Calculate the time-averaged MSD for all the trajectories and compare curves obtained for matching trajectories (same color).

In [None]:
utils.plot_TAMSDs(
    trajs_pred = sim_trajs_pred_method1_list,
    trajs_gt = sim_trajs_gt_list,
    matched_pairs = matched_pairs,
) 

### Linking Localizations in Experiments

Apply the same steps to track the experiment and visualize the results.

In [None]:
# Link detections across frames into trajectories using trackpy.link().
exp_trajs_pred_method1 = tp.link(
    df_exp_video,
    search_range=20, 
    memory=3,
)

# Create a list to store trajectories.
exp_trajs_pred_method1_list = []
for i in exp_trajs_pred_method1.particle.drop_duplicates():
    traj = exp_trajs_pred_method1.loc[exp_trajs_pred_method1.particle == i,
     ["frame", "x", "y"]].values
    exp_trajs_pred_method1_list.append(traj)

=== Stated exercise A ===
In the particle-tracking excerpt, which keyword arguments are passed to utils.plot_TAMSDs?
=== Stated exercise B ===
According to the particle-tracking excerpt, what is trackpy.link() applied to df_exp_video for?
These tasks can be done without the entries.

=== Record excerpts ===

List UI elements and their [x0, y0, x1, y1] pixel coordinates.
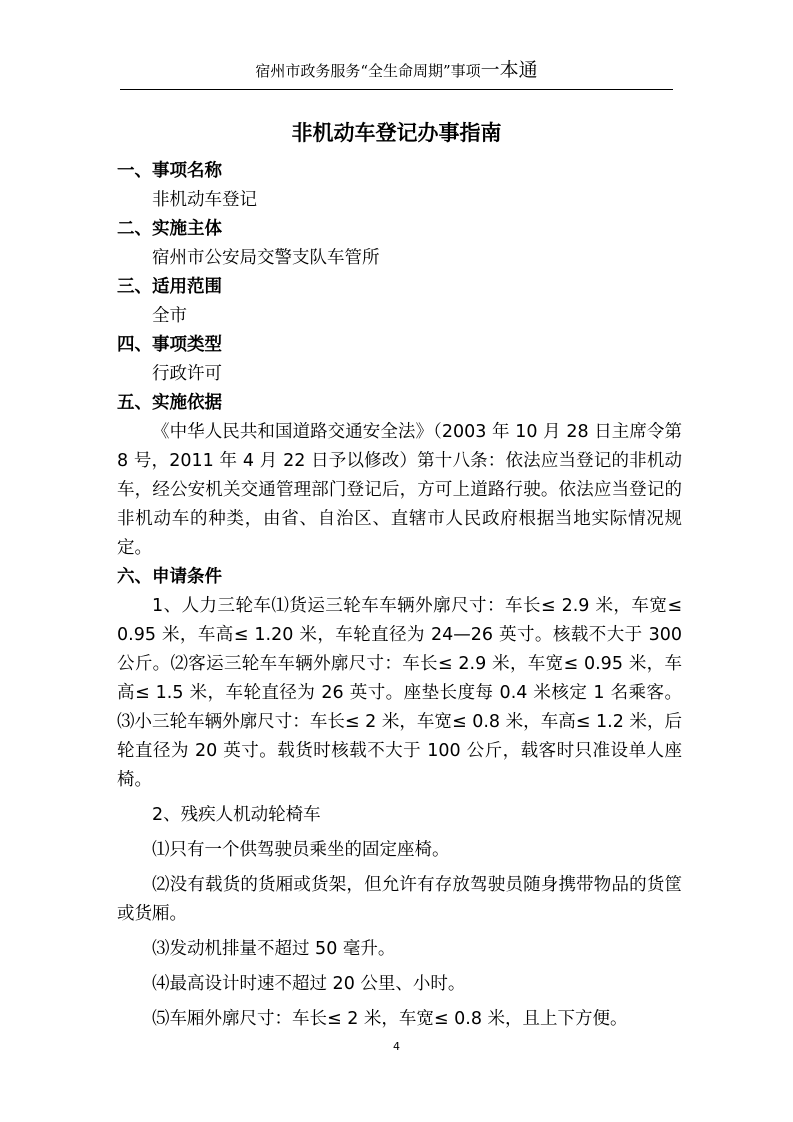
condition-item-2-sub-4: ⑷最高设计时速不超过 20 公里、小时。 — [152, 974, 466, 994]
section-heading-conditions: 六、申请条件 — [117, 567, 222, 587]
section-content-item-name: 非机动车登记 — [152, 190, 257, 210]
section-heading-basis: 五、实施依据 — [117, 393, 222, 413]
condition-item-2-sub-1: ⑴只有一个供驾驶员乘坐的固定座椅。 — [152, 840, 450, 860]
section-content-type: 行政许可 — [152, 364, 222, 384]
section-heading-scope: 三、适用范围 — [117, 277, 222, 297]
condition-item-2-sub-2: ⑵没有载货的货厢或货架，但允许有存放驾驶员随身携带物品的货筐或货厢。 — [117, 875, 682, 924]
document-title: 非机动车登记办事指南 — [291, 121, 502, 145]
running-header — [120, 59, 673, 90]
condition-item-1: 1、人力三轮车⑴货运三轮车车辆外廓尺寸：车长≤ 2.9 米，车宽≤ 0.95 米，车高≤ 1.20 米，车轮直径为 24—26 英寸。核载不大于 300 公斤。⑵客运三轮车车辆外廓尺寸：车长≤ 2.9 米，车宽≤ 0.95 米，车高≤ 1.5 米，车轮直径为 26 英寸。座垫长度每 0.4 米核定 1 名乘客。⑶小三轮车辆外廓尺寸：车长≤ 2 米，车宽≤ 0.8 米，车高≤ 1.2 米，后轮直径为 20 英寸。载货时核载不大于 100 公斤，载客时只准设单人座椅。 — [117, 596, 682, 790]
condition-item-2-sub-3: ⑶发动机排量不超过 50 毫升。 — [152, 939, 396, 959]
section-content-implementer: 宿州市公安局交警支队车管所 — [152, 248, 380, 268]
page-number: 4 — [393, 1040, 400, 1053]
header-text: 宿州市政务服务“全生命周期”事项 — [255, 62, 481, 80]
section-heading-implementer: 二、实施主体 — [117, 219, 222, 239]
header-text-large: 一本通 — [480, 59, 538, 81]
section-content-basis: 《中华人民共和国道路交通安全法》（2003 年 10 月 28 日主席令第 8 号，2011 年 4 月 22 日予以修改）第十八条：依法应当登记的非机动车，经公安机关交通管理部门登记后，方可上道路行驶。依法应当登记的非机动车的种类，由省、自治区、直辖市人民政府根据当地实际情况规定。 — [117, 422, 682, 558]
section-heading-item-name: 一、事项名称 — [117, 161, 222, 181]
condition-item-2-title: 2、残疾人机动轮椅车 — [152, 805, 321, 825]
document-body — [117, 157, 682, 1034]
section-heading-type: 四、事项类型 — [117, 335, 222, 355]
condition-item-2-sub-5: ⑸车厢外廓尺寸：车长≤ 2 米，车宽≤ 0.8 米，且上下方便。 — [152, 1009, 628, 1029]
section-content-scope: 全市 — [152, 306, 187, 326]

=== Complete response A ===
trajs_pred, trajs_gt, and matched_pairs

=== Complete response B ===
It links detections across frames into trajectories for the experiment data.